● DATA TO USE
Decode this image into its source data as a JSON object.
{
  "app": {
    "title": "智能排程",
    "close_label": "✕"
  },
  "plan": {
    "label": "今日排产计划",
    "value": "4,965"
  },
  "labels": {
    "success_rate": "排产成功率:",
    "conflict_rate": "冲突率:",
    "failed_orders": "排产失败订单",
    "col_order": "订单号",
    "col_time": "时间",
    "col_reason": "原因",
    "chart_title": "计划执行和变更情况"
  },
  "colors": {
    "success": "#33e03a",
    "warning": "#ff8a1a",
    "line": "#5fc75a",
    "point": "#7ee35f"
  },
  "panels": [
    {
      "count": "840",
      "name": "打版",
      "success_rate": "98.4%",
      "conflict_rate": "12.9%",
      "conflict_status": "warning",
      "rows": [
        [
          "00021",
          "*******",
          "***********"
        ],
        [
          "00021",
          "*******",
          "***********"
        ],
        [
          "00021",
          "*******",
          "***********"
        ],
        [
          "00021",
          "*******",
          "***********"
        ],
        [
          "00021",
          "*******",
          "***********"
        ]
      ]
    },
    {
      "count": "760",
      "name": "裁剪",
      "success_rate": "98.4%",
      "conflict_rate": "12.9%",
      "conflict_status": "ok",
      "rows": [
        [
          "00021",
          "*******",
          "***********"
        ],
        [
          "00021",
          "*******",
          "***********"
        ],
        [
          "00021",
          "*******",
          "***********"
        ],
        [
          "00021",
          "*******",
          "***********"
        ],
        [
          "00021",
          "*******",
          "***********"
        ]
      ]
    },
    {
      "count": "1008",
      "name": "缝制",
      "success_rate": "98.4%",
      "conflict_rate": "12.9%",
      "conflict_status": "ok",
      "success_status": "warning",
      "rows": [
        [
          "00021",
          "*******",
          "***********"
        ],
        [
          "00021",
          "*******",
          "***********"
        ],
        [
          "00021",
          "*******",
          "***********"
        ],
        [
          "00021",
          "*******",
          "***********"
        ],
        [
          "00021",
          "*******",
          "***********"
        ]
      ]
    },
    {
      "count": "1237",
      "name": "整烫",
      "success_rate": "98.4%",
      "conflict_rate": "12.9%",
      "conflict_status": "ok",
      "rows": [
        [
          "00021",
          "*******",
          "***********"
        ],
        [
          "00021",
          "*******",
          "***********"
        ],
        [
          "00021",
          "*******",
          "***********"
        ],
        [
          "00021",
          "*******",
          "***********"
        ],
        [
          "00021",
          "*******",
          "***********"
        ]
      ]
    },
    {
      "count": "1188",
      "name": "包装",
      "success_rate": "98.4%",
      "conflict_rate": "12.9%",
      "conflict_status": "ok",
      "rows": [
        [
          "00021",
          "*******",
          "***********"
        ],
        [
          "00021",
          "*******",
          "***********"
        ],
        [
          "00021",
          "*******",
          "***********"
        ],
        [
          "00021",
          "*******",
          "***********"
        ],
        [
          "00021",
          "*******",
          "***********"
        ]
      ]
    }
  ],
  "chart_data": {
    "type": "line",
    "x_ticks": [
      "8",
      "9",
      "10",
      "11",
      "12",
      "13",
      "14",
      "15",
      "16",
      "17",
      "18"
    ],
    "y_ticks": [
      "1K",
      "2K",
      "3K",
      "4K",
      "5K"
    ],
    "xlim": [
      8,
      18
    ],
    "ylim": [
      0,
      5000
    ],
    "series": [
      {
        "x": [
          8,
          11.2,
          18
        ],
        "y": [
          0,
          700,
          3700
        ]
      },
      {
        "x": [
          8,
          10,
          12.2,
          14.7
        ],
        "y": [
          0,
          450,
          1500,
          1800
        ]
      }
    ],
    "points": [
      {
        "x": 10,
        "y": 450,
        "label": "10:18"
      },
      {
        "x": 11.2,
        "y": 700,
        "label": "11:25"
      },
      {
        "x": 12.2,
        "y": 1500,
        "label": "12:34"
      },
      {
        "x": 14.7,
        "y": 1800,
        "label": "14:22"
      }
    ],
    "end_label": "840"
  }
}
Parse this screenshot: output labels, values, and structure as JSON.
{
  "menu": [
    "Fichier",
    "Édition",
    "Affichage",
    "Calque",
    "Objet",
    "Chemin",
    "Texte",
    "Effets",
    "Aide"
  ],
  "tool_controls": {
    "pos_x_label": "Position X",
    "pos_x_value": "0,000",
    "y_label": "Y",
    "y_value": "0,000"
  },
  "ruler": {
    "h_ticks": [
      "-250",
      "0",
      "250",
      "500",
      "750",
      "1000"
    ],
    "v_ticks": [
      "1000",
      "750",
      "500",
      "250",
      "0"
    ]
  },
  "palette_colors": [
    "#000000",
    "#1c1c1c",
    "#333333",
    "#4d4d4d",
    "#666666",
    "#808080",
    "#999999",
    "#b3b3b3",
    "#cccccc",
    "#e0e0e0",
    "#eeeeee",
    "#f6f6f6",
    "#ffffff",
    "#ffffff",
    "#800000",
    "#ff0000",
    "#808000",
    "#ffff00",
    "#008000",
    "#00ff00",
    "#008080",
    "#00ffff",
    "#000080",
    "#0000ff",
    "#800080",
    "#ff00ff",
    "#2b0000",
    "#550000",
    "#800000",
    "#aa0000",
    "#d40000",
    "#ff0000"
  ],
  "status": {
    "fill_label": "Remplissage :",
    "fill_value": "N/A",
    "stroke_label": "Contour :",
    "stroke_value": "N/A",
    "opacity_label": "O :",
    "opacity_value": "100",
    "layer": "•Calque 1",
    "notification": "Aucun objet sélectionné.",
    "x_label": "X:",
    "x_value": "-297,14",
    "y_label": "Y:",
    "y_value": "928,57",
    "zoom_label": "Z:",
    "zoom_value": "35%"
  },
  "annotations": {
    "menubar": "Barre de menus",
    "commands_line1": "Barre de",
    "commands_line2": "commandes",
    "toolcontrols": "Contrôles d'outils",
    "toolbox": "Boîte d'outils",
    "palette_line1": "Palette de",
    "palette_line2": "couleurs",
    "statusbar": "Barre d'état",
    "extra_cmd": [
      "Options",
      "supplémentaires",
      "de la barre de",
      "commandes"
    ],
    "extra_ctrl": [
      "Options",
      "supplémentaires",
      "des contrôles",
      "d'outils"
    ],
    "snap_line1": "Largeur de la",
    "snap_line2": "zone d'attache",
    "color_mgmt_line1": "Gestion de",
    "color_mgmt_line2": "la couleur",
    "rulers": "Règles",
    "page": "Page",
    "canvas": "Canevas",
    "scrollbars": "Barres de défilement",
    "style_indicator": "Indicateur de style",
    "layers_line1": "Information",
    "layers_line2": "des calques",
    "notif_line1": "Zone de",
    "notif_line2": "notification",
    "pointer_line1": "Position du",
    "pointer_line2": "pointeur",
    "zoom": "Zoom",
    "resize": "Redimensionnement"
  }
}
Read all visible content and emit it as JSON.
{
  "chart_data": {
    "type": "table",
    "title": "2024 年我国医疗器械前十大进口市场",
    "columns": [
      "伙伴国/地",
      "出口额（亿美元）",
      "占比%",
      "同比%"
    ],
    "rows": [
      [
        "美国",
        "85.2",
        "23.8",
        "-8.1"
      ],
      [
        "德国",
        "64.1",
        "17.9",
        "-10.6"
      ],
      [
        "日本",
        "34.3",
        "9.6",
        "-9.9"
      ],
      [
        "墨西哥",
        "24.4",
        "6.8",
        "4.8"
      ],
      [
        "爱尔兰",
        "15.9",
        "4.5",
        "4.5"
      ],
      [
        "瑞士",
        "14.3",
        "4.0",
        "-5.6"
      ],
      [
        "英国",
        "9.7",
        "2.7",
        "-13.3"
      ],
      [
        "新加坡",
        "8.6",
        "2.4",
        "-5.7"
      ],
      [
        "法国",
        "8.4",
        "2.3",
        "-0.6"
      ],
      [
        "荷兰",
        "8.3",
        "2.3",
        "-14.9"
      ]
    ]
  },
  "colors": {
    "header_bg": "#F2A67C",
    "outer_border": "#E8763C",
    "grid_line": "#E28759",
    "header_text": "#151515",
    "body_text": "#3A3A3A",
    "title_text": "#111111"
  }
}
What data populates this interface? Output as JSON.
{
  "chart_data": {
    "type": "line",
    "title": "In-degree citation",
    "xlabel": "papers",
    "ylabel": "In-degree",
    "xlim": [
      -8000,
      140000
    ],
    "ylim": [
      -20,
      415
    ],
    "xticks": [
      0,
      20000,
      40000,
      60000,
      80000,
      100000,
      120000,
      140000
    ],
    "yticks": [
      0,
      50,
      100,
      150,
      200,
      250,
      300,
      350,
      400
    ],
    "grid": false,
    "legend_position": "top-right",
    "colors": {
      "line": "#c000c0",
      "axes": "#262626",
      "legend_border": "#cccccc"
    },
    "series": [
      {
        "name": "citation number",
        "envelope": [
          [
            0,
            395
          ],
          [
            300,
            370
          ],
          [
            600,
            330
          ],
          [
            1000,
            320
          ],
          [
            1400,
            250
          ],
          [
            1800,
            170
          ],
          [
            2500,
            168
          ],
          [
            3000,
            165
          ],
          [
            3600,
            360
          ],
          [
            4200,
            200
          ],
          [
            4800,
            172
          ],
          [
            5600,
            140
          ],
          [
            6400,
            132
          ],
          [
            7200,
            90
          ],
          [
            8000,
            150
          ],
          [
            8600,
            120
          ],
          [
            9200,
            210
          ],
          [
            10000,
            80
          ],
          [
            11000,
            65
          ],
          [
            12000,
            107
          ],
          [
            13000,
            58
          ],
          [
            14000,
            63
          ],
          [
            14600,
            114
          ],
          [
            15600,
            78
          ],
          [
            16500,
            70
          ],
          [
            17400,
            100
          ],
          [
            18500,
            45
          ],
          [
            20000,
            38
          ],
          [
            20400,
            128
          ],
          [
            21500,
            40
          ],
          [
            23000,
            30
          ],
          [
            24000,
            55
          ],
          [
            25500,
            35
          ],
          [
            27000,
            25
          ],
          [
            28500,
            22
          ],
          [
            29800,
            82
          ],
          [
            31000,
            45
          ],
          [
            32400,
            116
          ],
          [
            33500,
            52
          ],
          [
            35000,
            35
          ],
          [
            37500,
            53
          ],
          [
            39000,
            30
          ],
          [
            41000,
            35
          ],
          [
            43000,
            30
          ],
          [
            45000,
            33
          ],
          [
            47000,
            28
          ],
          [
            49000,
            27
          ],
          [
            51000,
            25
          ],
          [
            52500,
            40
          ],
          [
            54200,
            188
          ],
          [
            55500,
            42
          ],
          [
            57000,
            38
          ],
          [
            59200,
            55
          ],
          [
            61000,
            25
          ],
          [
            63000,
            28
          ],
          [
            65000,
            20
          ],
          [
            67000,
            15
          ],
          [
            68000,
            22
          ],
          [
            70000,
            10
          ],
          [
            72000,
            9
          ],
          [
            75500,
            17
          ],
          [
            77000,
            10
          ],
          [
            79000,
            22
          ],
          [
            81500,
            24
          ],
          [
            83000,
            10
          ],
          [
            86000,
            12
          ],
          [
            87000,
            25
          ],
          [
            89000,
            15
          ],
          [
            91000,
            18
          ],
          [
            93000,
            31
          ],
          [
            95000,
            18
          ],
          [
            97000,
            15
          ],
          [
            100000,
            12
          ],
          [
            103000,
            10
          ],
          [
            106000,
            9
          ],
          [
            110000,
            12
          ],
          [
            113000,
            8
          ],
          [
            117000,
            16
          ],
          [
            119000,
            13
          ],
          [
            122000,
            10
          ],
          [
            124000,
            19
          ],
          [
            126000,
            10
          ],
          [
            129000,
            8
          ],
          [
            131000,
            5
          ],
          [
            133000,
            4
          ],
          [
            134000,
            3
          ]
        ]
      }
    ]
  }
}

● TASK STATEMENT
Wherever "name" shows up in a line, copy that line.

● ANSWER BELOW
      "name": "打版",
      "name": "裁剪",
      "name": "缝制",
      "name": "整烫",
      "name": "包装",
        "name": "citation number",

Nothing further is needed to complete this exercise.